**Input for this task:**
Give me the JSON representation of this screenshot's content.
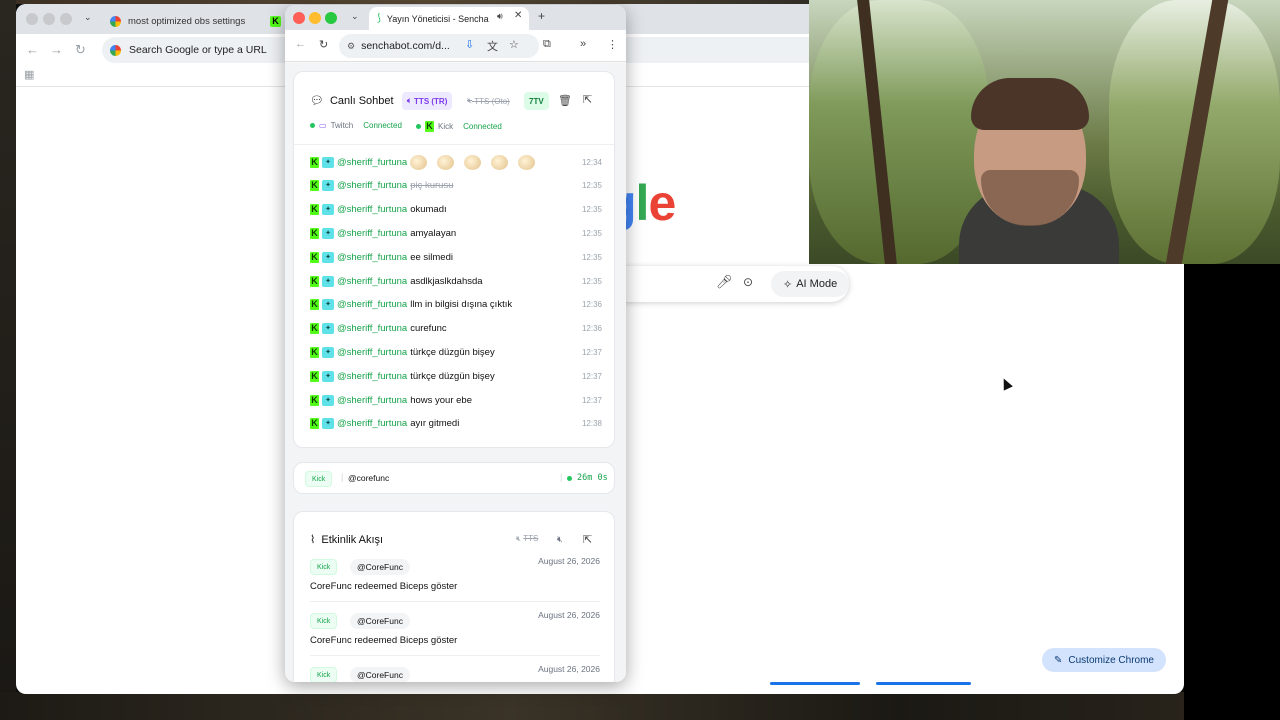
{
  "background_browser": {
    "tabs": [
      {
        "label": "most optimized obs settings",
        "icon": "google-icon"
      },
      {
        "label": "",
        "icon": "kick-icon"
      }
    ],
    "omnibox_placeholder": "Search Google or type a URL",
    "google_logo_visible": "gle",
    "ai_mode_label": "AI Mode",
    "customize_label": "Customize Chrome"
  },
  "popup": {
    "tab_title": "Yayın Yöneticisi - Sencha",
    "url": "senchabot.com/d...",
    "chat": {
      "title": "Canlı Sohbet",
      "tts_tr_label": "TTS (TR)",
      "tts_auto_label": "TTS (Oto)",
      "seven_tv_label": "7TV",
      "connections": [
        {
          "platform": "Twitch",
          "status": "Connected"
        },
        {
          "platform": "Kick",
          "status": "Connected"
        }
      ],
      "messages": [
        {
          "user": "@sheriff_furtuna",
          "text": "",
          "time": "12:34",
          "emotes": 5,
          "strike": false
        },
        {
          "user": "@sheriff_furtuna",
          "text": "piç kurusu",
          "time": "12:35",
          "emotes": 0,
          "strike": true
        },
        {
          "user": "@sheriff_furtuna",
          "text": "okumadı",
          "time": "12:35",
          "emotes": 0,
          "strike": false
        },
        {
          "user": "@sheriff_furtuna",
          "text": "amyalayan",
          "time": "12:35",
          "emotes": 0,
          "strike": false
        },
        {
          "user": "@sheriff_furtuna",
          "text": "ee silmedi",
          "time": "12:35",
          "emotes": 0,
          "strike": false
        },
        {
          "user": "@sheriff_furtuna",
          "text": "asdlkjaslkdahsda",
          "time": "12:35",
          "emotes": 0,
          "strike": false
        },
        {
          "user": "@sheriff_furtuna",
          "text": "llm in bilgisi dışına çıktık",
          "time": "12:36",
          "emotes": 0,
          "strike": false
        },
        {
          "user": "@sheriff_furtuna",
          "text": "curefunc",
          "time": "12:36",
          "emotes": 0,
          "strike": false
        },
        {
          "user": "@sheriff_furtuna",
          "text": "türkçe düzgün bişey",
          "time": "12:37",
          "emotes": 0,
          "strike": false
        },
        {
          "user": "@sheriff_furtuna",
          "text": "türkçe düzgün bişey",
          "time": "12:37",
          "emotes": 0,
          "strike": false
        },
        {
          "user": "@sheriff_furtuna",
          "text": "hows your ebe",
          "time": "12:37",
          "emotes": 0,
          "strike": false
        },
        {
          "user": "@sheriff_furtuna",
          "text": "ayır gitmedi",
          "time": "12:38",
          "emotes": 0,
          "strike": false
        }
      ]
    },
    "stream": {
      "platform": "Kick",
      "channel": "@corefunc",
      "uptime": "26m 0s"
    },
    "events": {
      "title": "Etkinlik Akışı",
      "tts_label": "TTS",
      "items": [
        {
          "platform": "Kick",
          "user": "@CoreFunc",
          "date": "August 26, 2026",
          "text": "CoreFunc redeemed Biceps göster"
        },
        {
          "platform": "Kick",
          "user": "@CoreFunc",
          "date": "August 26, 2026",
          "text": "CoreFunc redeemed Biceps göster"
        },
        {
          "platform": "Kick",
          "user": "@CoreFunc",
          "date": "August 26, 2026",
          "text": ""
        }
      ]
    }
  },
  "colors": {
    "kick_green": "#53fc18",
    "username_green": "#16a34a",
    "tts_purple": "#7c3aed",
    "customize_bg": "#d3e3fd"
  }
}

**Short task:**
Exact duplication of all the records is required; pictures are omitted from the copy.

**Task solution:**
Give me the JSON representation of this screenshot's content.
{
  "background_browser": {
    "tabs": [
      {
        "label": "most optimized obs settings",
        "icon": "google-icon"
      },
      {
        "label": "",
        "icon": "kick-icon"
      }
    ],
    "omnibox_placeholder": "Search Google or type a URL",
    "google_logo_visible": "gle",
    "ai_mode_label": "AI Mode",
    "customize_label": "Customize Chrome"
  },
  "popup": {
    "tab_title": "Yayın Yöneticisi - Sencha",
    "url": "senchabot.com/d...",
    "chat": {
      "title": "Canlı Sohbet",
      "tts_tr_label": "TTS (TR)",
      "tts_auto_label": "TTS (Oto)",
      "seven_tv_label": "7TV",
      "connections": [
        {
          "platform": "Twitch",
          "status": "Connected"
        },
        {
          "platform": "Kick",
          "status": "Connected"
        }
      ],
      "messages": [
        {
          "user": "@sheriff_furtuna",
          "text": "",
          "time": "12:34",
          "emotes": 5,
          "strike": false
        },
        {
          "user": "@sheriff_furtuna",
          "text": "piç kurusu",
          "time": "12:35",
          "emotes": 0,
          "strike": true
        },
        {
          "user": "@sheriff_furtuna",
          "text": "okumadı",
          "time": "12:35",
          "emotes": 0,
          "strike": false
        },
        {
          "user": "@sheriff_furtuna",
          "text": "amyalayan",
          "time": "12:35",
          "emotes": 0,
          "strike": false
        },
        {
          "user": "@sheriff_furtuna",
          "text": "ee silmedi",
          "time": "12:35",
          "emotes": 0,
          "strike": false
        },
        {
          "user": "@sheriff_furtuna",
          "text": "asdlkjaslkdahsda",
          "time": "12:35",
          "emotes": 0,
          "strike": false
        },
        {
          "user": "@sheriff_furtuna",
          "text": "llm in bilgisi dışına çıktık",
          "time": "12:36",
          "emotes": 0,
          "strike": false
        },
        {
          "user": "@sheriff_furtuna",
          "text": "curefunc",
          "time": "12:36",
          "emotes": 0,
          "strike": false
        },
        {
          "user": "@sheriff_furtuna",
          "text": "türkçe düzgün bişey",
          "time": "12:37",
          "emotes": 0,
          "strike": false
        },
        {
          "user": "@sheriff_furtuna",
          "text": "türkçe düzgün bişey",
          "time": "12:37",
          "emotes": 0,
          "strike": false
        },
        {
          "user": "@sheriff_furtuna",
          "text": "hows your ebe",
          "time": "12:37",
          "emotes": 0,
          "strike": false
        },
        {
          "user": "@sheriff_furtuna",
          "text": "ayır gitmedi",
          "time": "12:38",
          "emotes": 0,
          "strike": false
        }
      ]
    },
    "stream": {
      "platform": "Kick",
      "channel": "@corefunc",
      "uptime": "26m 0s"
    },
    "events": {
      "title": "Etkinlik Akışı",
      "tts_label": "TTS",
      "items": [
        {
          "platform": "Kick",
          "user": "@CoreFunc",
          "date": "August 26, 2026",
          "text": "CoreFunc redeemed Biceps göster"
        },
        {
          "platform": "Kick",
          "user": "@CoreFunc",
          "date": "August 26, 2026",
          "text": "CoreFunc redeemed Biceps göster"
        },
        {
          "platform": "Kick",
          "user": "@CoreFunc",
          "date": "August 26, 2026",
          "text": ""
        }
      ]
    }
  },
  "colors": {
    "kick_green": "#53fc18",
    "username_green": "#16a34a",
    "tts_purple": "#7c3aed",
    "customize_bg": "#d3e3fd"
  }
}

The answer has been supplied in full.